== Instructions to follow ==
Within the records that follow, find every line containing the string "statique". Copy those lines.

--- Start ---

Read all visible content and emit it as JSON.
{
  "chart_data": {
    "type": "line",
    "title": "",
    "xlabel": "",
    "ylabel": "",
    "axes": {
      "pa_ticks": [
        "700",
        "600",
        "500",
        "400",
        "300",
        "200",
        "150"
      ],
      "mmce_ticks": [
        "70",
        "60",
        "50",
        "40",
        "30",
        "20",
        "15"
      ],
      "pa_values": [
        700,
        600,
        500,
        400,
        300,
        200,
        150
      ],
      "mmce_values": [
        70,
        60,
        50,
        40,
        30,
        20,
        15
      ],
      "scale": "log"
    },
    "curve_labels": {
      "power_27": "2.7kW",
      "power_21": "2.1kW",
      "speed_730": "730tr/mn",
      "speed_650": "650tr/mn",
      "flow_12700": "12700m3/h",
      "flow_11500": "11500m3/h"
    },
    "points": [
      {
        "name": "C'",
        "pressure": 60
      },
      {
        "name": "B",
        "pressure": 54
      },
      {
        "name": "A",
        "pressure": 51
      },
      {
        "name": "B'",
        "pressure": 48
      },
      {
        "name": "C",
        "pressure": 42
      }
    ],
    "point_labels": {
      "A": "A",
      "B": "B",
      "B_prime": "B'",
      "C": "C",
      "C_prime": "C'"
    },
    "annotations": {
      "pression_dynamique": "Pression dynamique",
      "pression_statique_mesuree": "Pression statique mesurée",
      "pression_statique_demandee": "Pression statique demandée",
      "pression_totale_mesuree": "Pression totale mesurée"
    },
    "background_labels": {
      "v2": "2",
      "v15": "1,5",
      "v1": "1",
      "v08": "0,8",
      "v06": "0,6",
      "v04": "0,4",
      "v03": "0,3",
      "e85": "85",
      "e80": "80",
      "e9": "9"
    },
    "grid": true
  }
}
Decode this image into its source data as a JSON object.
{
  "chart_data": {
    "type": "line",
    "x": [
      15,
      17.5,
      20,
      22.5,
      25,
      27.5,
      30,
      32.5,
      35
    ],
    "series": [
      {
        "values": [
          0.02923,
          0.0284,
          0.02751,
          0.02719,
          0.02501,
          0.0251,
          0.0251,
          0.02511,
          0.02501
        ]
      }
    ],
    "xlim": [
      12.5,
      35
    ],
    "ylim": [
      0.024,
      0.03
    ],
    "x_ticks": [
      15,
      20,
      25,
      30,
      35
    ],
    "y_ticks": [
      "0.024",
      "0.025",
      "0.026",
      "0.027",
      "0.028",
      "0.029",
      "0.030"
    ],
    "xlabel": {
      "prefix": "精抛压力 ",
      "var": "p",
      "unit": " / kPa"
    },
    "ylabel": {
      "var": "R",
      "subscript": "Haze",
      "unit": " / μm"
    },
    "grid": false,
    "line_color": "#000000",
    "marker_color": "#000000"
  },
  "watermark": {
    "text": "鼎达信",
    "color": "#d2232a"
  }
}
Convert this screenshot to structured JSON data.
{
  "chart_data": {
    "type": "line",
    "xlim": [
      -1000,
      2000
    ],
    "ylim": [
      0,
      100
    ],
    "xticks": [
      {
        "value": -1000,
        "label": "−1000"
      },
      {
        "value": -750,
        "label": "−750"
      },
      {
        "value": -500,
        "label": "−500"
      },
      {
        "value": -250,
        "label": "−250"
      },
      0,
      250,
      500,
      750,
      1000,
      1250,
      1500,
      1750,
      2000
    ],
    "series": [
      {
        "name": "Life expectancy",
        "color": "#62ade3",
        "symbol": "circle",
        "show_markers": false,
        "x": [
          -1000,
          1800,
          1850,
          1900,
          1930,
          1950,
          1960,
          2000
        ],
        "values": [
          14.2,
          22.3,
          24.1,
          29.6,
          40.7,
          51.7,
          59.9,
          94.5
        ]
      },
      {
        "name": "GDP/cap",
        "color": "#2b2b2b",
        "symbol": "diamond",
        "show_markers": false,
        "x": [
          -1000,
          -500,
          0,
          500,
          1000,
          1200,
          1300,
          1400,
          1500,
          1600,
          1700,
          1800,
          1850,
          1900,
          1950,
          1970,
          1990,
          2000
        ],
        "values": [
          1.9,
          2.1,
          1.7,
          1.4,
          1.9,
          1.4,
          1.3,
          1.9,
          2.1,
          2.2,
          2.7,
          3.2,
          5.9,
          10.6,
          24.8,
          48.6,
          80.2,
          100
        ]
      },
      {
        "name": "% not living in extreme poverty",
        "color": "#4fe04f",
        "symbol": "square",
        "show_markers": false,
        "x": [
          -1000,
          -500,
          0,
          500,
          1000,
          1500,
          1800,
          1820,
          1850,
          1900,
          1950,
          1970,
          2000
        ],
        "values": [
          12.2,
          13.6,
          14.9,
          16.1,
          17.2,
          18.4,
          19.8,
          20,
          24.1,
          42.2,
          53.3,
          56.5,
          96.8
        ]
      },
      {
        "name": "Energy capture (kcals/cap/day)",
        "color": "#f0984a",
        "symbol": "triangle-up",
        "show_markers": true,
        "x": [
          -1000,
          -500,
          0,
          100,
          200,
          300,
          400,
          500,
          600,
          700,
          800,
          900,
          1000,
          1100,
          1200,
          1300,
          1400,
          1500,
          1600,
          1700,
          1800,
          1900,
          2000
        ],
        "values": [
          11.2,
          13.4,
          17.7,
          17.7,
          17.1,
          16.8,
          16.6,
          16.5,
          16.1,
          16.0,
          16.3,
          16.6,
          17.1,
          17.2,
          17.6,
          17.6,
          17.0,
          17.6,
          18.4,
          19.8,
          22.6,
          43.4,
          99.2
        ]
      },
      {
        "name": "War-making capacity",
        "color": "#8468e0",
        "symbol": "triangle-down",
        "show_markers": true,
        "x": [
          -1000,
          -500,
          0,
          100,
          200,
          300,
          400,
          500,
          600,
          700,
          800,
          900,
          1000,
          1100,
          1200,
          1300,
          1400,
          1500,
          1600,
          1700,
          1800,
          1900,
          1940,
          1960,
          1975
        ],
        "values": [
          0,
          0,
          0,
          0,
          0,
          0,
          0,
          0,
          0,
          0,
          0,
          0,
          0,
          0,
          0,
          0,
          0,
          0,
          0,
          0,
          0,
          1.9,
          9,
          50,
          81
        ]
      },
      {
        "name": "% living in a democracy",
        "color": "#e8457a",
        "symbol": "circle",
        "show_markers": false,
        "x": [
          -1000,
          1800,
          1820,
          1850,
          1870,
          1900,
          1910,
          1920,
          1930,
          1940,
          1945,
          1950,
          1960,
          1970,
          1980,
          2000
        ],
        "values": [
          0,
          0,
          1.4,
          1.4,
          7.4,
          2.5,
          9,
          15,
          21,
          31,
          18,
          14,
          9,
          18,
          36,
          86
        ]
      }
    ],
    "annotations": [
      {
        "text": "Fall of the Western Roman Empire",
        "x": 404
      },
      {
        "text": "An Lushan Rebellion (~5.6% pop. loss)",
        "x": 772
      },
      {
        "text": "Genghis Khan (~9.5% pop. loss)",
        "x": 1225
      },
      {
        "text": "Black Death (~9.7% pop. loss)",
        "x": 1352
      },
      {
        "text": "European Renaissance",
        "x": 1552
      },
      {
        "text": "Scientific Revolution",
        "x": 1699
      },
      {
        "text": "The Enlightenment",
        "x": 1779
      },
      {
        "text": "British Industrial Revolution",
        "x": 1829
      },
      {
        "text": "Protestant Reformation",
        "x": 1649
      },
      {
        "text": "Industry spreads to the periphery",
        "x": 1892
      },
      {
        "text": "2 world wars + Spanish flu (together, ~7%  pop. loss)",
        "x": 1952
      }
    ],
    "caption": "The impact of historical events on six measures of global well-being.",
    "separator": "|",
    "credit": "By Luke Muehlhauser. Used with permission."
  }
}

--- End ---

== Task solution ==
      "pression_statique_mesuree": "Pression statique mesurée",
      "pression_statique_demandee": "Pression statique demandée",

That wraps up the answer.